## start Extracted material

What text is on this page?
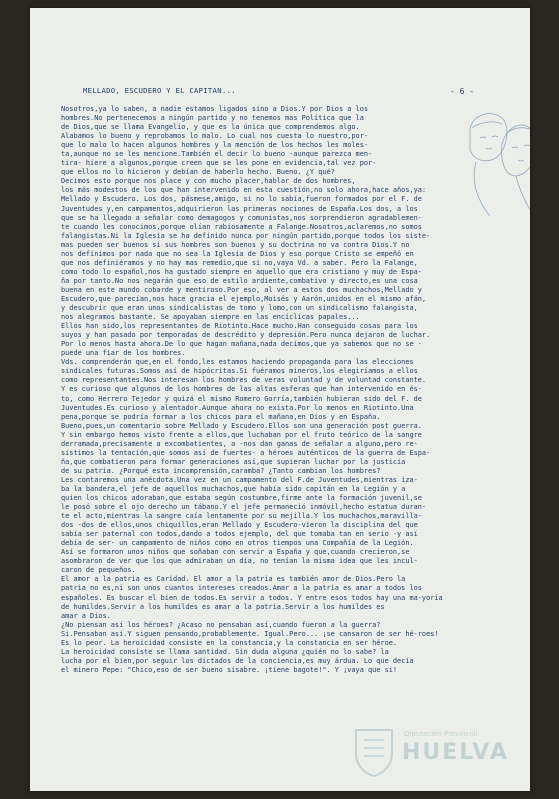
MELLADO, ESCUDERO Y EL CAPITAN...	- 6 -
Nosotros,ya lo saben, a nadie estamos ligados sino a Dios.Y por Dios a los
hombres.No pertenecemos a ningún partido y no tenemos mas Política que la
de Dios,que se llama Evangelio, y que es la única que comprendemos algo.
Alabamos lo bueno y reprobamos lo malo. Lo cual nos cuesta lo nuestro,por-
que lo malo lo hacen algunos hombres y la mención de los hechos les moles-
ta,aunque no se les mencione.También el decir lo bueno -aunque parezca men-
tira- hiere a algunos,porque creen que se les pone en evidencia,tal vez por-
que ellos no lo hicieron y debían de haberlo hecho. Bueno. ¿Y qué?
Decimos esto porque nos place y con mucho placer,hablar de dos hombres,
los más modestos de los que han intervenido en esta cuestión,no solo ahora,hace años,ya:
Mellado y Escudero. Los dos, pásmese,amigo, si no lo sabía,fueron formados por el F. de
Juventudes y,en campamentos,adquirieron las primeras nociones de España.Los dos, a los
que se ha llegado a señalar como demagogos y comunistas,nos sorprendieron agradablemen-
te cuando les conocimos,porque olían rabiosamente a Falange.Nosotros,aclaremos,no somos
falangistas.Ni la Iglesia se ha definido nunca por ningún partido,porque todos los siste-
mas pueden ser buenos si sus hombres son buenos y su doctrina no va contra Dios.Y no
nos definimos por nada que no sea la Iglesia de Dios y eso porque Cristo se empeñó en
que nos definiéramos y no hay mas remedio,que si no,vaya Vd. a saber. Pero la Falange,
como todo lo español,nos ha gustado siempre en aquello que era cristiano y muy de Espa-
ña por tanto.No nos negarán que eso de estilo ardiente,combativo y directo,es una cosa
buena en este mundo cobarde y mentiroso.Por eso, al ver a estos dos muchachos,Mellado y
Escudero,que parecían,nos hace gracia el ejemplo,Moisés y Aarón,unidos en el mismo afán,
y descubrir que eran unos sindicalistas de tomo y lomo,con un sindicalismo falangista,
nos alegramos bastante. Se apoyaban siempre en las encíclicas papales...
Ellos han sido,los representantes de Riotinto.Hace mucho.Han conseguido cosas para los
suyos y han pasado por temporadas de descrédito y depresión.Pero nunca dejaron de luchar.
Por lo menos hasta ahora.De lo que hagan mañana,nada decimos,que ya sabemos que no se -
puede una fiar de los hombres.
Vds. comprenderán que,en el fondo,les estamos haciendo propaganda para las elecciones
sindicales futuras.Somos así de hipócritas.Si fuéramos mineros,los elegiríamos a ellos
como representantes.Nos interesan los hombres de veras voluntad y de voluntad constante.
Y es curioso que algunos de los hombres de las altas esferas que han intervenido en és-
to, como Herrero Tejedor y quizá el mismo Romero Gorría,también hubieran sido del F. de
Juventudes.Es curioso y alentador.Aunque ahora no exista.Por lo menos en Riotinto.Una
pena,porque se podría formar a los chicos para el mañana,en Dios y en España.
Bueno,pues,un comentario sobre Mellado y Escudero.Ellos son una generación post guerra.
Y sin embargo hemos visto frente a ellos,que luchaban por el fruto teórico de la sangre
derramada,precisamente a excombatientes, a -nos dan ganas de señalar a alguno,pero re-
sistimos la tentación,que somos así de fuertes- a héroes auténticos de la guerra de Espa-
ña,que combatieron para formar generaciones así,que supieran luchar por la justicia
de su patria. ¿Porqué esta incomprensión,caramba? ¿Tanto cambian los hombres?
Les contaremos una anécdota.Una vez en un campamento del F.de Juventudes,mientras iza-
ba la bandera,el jefe de aquellos muchachos,que había sido capitán en la Legión y a
quien los chicos adoraban,que estaba según costumbre,firme ante la formación juvenil,se
le posó sobre el ojo derecho un tábano.Y el jefe permaneció inmóvil,hecho estatua duran-
te el acto,mientras la sangre caía lentamente por su mejilla.Y los muchachos,maravilla-
dos -dos de ellos,unos chiquillos,eran Mellado y Escudero-vieron la disciplina del que
sabía ser paternal con todos,dando a todos ejemplo, del que tomaba tan en serio -y así
debía de ser- un campamento de niños como en otros tiempos una Compañía de la Legión.
Así se formaron unos niños que soñaban con servir a España y que,cuando crecieron,se
asombraron de ver que los que admiraban un día, no tenían la misma idea que les incul-
caron de pequeños.
El amor a la patria es Caridad. El amor a la patria es también amor de Dios.Pero la
patria no es,ni son unos cuantos intereses creados.Amar a la patria es amar a todos los
españoles. Es buscar el bien de todos.Es servir a todos. Y entre esos todos hay una ma-yoría
de humildes.Servir a los humildes es amar a la patria.Servir a los humildes es
amar a Dios.
¿No piensan así los héroes? ¿Acaso no pensaban así,cuando fueron a la guerra?
Si.Pensaban así.Y siguen pensando,probablemente. Igual.Pero... ¡se cansaron de ser hé-roes!
Es lo peor. La heroicidad consiste en la constancia,y la constancia en ser héroe.
La heroicidad consiste se llama santidad. Sin duda alguna ¿quién no lo sabe? la
lucha por el bien,por seguir los dictados de la conciencia,es muy árdua. Lo que decía
el minero Pepe: "Chico,eso de ser bueno sisabre. ¡tiene bagote!". Y ¡vaya que si!
Diputación Provincial
HUELVA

## end Extracted material

# [Work to be completed]
Repeat the material exactly as it reads, without any of its pictures.

# [Complete output]
What text is on this page?
MELLADO, ESCUDERO Y EL CAPITAN...	- 6 -
Nosotros,ya lo saben, a nadie estamos ligados sino a Dios.Y por Dios a los
hombres.No pertenecemos a ningún partido y no tenemos mas Política que la
de Dios,que se llama Evangelio, y que es la única que comprendemos algo.
Alabamos lo bueno y reprobamos lo malo. Lo cual nos cuesta lo nuestro,por-
que lo malo lo hacen algunos hombres y la mención de los hechos les moles-
ta,aunque no se les mencione.También el decir lo bueno -aunque parezca men-
tira- hiere a algunos,porque creen que se les pone en evidencia,tal vez por-
que ellos no lo hicieron y debían de haberlo hecho. Bueno. ¿Y qué?
Decimos esto porque nos place y con mucho placer,hablar de dos hombres,
los más modestos de los que han intervenido en esta cuestión,no solo ahora,hace años,ya:
Mellado y Escudero. Los dos, pásmese,amigo, si no lo sabía,fueron formados por el F. de
Juventudes y,en campamentos,adquirieron las primeras nociones de España.Los dos, a los
que se ha llegado a señalar como demagogos y comunistas,nos sorprendieron agradablemen-
te cuando les conocimos,porque olían rabiosamente a Falange.Nosotros,aclaremos,no somos
falangistas.Ni la Iglesia se ha definido nunca por ningún partido,porque todos los siste-
mas pueden ser buenos si sus hombres son buenos y su doctrina no va contra Dios.Y no
nos definimos por nada que no sea la Iglesia de Dios y eso porque Cristo se empeñó en
que nos definiéramos y no hay mas remedio,que si no,vaya Vd. a saber. Pero la Falange,
como todo lo español,nos ha gustado siempre en aquello que era cristiano y muy de Espa-
ña por tanto.No nos negarán que eso de estilo ardiente,combativo y directo,es una cosa
buena en este mundo cobarde y mentiroso.Por eso, al ver a estos dos muchachos,Mellado y
Escudero,que parecían,nos hace gracia el ejemplo,Moisés y Aarón,unidos en el mismo afán,
y descubrir que eran unos sindicalistas de tomo y lomo,con un sindicalismo falangista,
nos alegramos bastante. Se apoyaban siempre en las encíclicas papales...
Ellos han sido,los representantes de Riotinto.Hace mucho.Han conseguido cosas para los
suyos y han pasado por temporadas de descrédito y depresión.Pero nunca dejaron de luchar.
Por lo menos hasta ahora.De lo que hagan mañana,nada decimos,que ya sabemos que no se -
puede una fiar de los hombres.
Vds. comprenderán que,en el fondo,les estamos haciendo propaganda para las elecciones
sindicales futuras.Somos así de hipócritas.Si fuéramos mineros,los elegiríamos a ellos
como representantes.Nos interesan los hombres de veras voluntad y de voluntad constante.
Y es curioso que algunos de los hombres de las altas esferas que han intervenido en és-
to, como Herrero Tejedor y quizá el mismo Romero Gorría,también hubieran sido del F. de
Juventudes.Es curioso y alentador.Aunque ahora no exista.Por lo menos en Riotinto.Una
pena,porque se podría formar a los chicos para el mañana,en Dios y en España.
Bueno,pues,un comentario sobre Mellado y Escudero.Ellos son una generación post guerra.
Y sin embargo hemos visto frente a ellos,que luchaban por el fruto teórico de la sangre
derramada,precisamente a excombatientes, a -nos dan ganas de señalar a alguno,pero re-
sistimos la tentación,que somos así de fuertes- a héroes auténticos de la guerra de Espa-
ña,que combatieron para formar generaciones así,que supieran luchar por la justicia
de su patria. ¿Porqué esta incomprensión,caramba? ¿Tanto cambian los hombres?
Les contaremos una anécdota.Una vez en un campamento del F.de Juventudes,mientras iza-
ba la bandera,el jefe de aquellos muchachos,que había sido capitán en la Legión y a
quien los chicos adoraban,que estaba según costumbre,firme ante la formación juvenil,se
le posó sobre el ojo derecho un tábano.Y el jefe permaneció inmóvil,hecho estatua duran-
te el acto,mientras la sangre caía lentamente por su mejilla.Y los muchachos,maravilla-
dos -dos de ellos,unos chiquillos,eran Mellado y Escudero-vieron la disciplina del que
sabía ser paternal con todos,dando a todos ejemplo, del que tomaba tan en serio -y así
debía de ser- un campamento de niños como en otros tiempos una Compañía de la Legión.
Así se formaron unos niños que soñaban con servir a España y que,cuando crecieron,se
asombraron de ver que los que admiraban un día, no tenían la misma idea que les incul-
caron de pequeños.
El amor a la patria es Caridad. El amor a la patria es también amor de Dios.Pero la
patria no es,ni son unos cuantos intereses creados.Amar a la patria es amar a todos los
españoles. Es buscar el bien de todos.Es servir a todos. Y entre esos todos hay una ma-yoría
de humildes.Servir a los humildes es amar a la patria.Servir a los humildes es
amar a Dios.
¿No piensan así los héroes? ¿Acaso no pensaban así,cuando fueron a la guerra?
Si.Pensaban así.Y siguen pensando,probablemente. Igual.Pero... ¡se cansaron de ser hé-roes!
Es lo peor. La heroicidad consiste en la constancia,y la constancia en ser héroe.
La heroicidad consiste se llama santidad. Sin duda alguna ¿quién no lo sabe? la
lucha por el bien,por seguir los dictados de la conciencia,es muy árdua. Lo que decía
el minero Pepe: "Chico,eso de ser bueno sisabre. ¡tiene bagote!". Y ¡vaya que si!
Diputación Provincial
HUELVA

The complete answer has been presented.